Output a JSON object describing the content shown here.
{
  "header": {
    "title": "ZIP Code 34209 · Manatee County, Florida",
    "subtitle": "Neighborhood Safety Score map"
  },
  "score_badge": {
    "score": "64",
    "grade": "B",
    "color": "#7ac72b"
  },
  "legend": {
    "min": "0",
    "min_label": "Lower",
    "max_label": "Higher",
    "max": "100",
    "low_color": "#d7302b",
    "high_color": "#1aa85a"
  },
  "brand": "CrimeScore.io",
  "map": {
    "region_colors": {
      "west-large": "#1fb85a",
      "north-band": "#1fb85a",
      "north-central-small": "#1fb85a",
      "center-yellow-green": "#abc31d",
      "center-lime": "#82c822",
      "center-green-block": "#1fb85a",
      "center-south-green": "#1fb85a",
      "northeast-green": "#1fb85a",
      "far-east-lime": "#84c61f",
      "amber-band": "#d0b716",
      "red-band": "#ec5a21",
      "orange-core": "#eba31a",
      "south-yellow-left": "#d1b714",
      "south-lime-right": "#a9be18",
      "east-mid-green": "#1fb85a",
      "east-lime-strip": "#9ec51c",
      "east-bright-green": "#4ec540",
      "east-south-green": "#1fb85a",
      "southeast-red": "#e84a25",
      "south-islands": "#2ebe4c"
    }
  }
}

- [What you have to do]
Transcribe all entries exactly as they are given.

- [Answer to this exercise]
Output a JSON object describing the content shown here.
{
  "header": {
    "title": "ZIP Code 34209 · Manatee County, Florida",
    "subtitle": "Neighborhood Safety Score map"
  },
  "score_badge": {
    "score": "64",
    "grade": "B",
    "color": "#7ac72b"
  },
  "legend": {
    "min": "0",
    "min_label": "Lower",
    "max_label": "Higher",
    "max": "100",
    "low_color": "#d7302b",
    "high_color": "#1aa85a"
  },
  "brand": "CrimeScore.io",
  "map": {
    "region_colors": {
      "west-large": "#1fb85a",
      "north-band": "#1fb85a",
      "north-central-small": "#1fb85a",
      "center-yellow-green": "#abc31d",
      "center-lime": "#82c822",
      "center-green-block": "#1fb85a",
      "center-south-green": "#1fb85a",
      "northeast-green": "#1fb85a",
      "far-east-lime": "#84c61f",
      "amber-band": "#d0b716",
      "red-band": "#ec5a21",
      "orange-core": "#eba31a",
      "south-yellow-left": "#d1b714",
      "south-lime-right": "#a9be18",
      "east-mid-green": "#1fb85a",
      "east-lime-strip": "#9ec51c",
      "east-bright-green": "#4ec540",
      "east-south-green": "#1fb85a",
      "southeast-red": "#e84a25",
      "south-islands": "#2ebe4c"
    }
  }
}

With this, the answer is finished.